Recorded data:

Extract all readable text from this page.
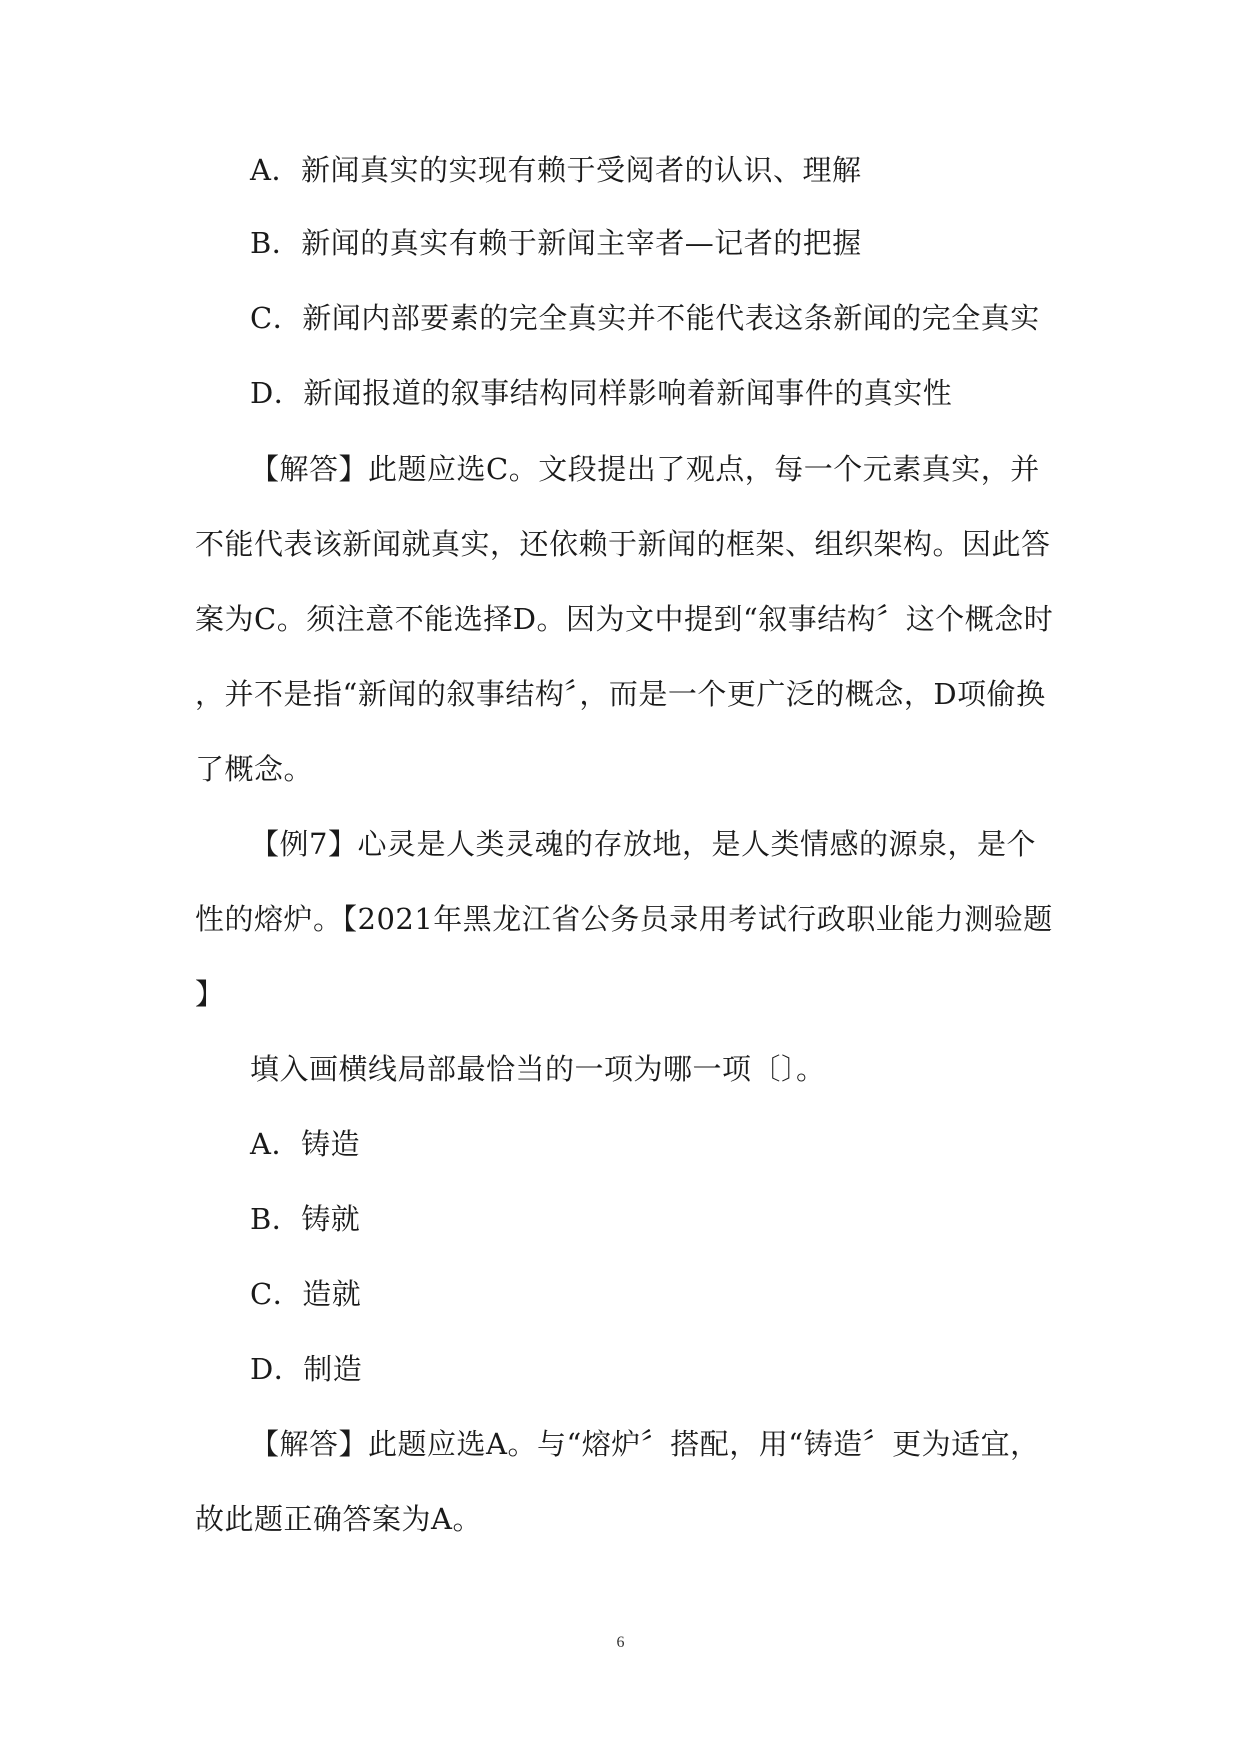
A．新闻真实的实现有赖于受阅者的认识、理解
B．新闻的真实有赖于新闻主宰者—记者的把握
C．新闻内部要素的完全真实并不能代表这条新闻的完全真实
D．新闻报道的叙事结构同样影响着新闻事件的真实性
【解答】此题应选C。文段提出了观点，每一个元素真实，并
不能代表该新闻就真实，还依赖于新闻的框架、组织架构。因此答
案为C。须注意不能选择D。因为文中提到“叙事结构〞这个概念时
，并不是指“新闻的叙事结构〞，而是一个更广泛的概念，D项偷换
了概念。
【例7】心灵是人类灵魂的存放地，是人类情感的源泉，是个
性的熔炉。【2021年黑龙江省公务员录用考试行政职业能力测验题
】
填入画横线局部最恰当的一项为哪一项〔〕。
A．铸造
B．铸就
C．造就
D．制造
【解答】此题应选A。与“熔炉〞搭配，用“铸造〞更为适宜，
故此题正确答案为A。
6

## WHAT YOU WILL DO
Restate the listing above word for word, and skip the pictures.

## OUTPUT
Extract all readable text from this page.
A．新闻真实的实现有赖于受阅者的认识、理解
B．新闻的真实有赖于新闻主宰者—记者的把握
C．新闻内部要素的完全真实并不能代表这条新闻的完全真实
D．新闻报道的叙事结构同样影响着新闻事件的真实性
【解答】此题应选C。文段提出了观点，每一个元素真实，并
不能代表该新闻就真实，还依赖于新闻的框架、组织架构。因此答
案为C。须注意不能选择D。因为文中提到“叙事结构〞这个概念时
，并不是指“新闻的叙事结构〞，而是一个更广泛的概念，D项偷换
了概念。
【例7】心灵是人类灵魂的存放地，是人类情感的源泉，是个
性的熔炉。【2021年黑龙江省公务员录用考试行政职业能力测验题
】
填入画横线局部最恰当的一项为哪一项〔〕。
A．铸造
B．铸就
C．造就
D．制造
【解答】此题应选A。与“熔炉〞搭配，用“铸造〞更为适宜，
故此题正确答案为A。
6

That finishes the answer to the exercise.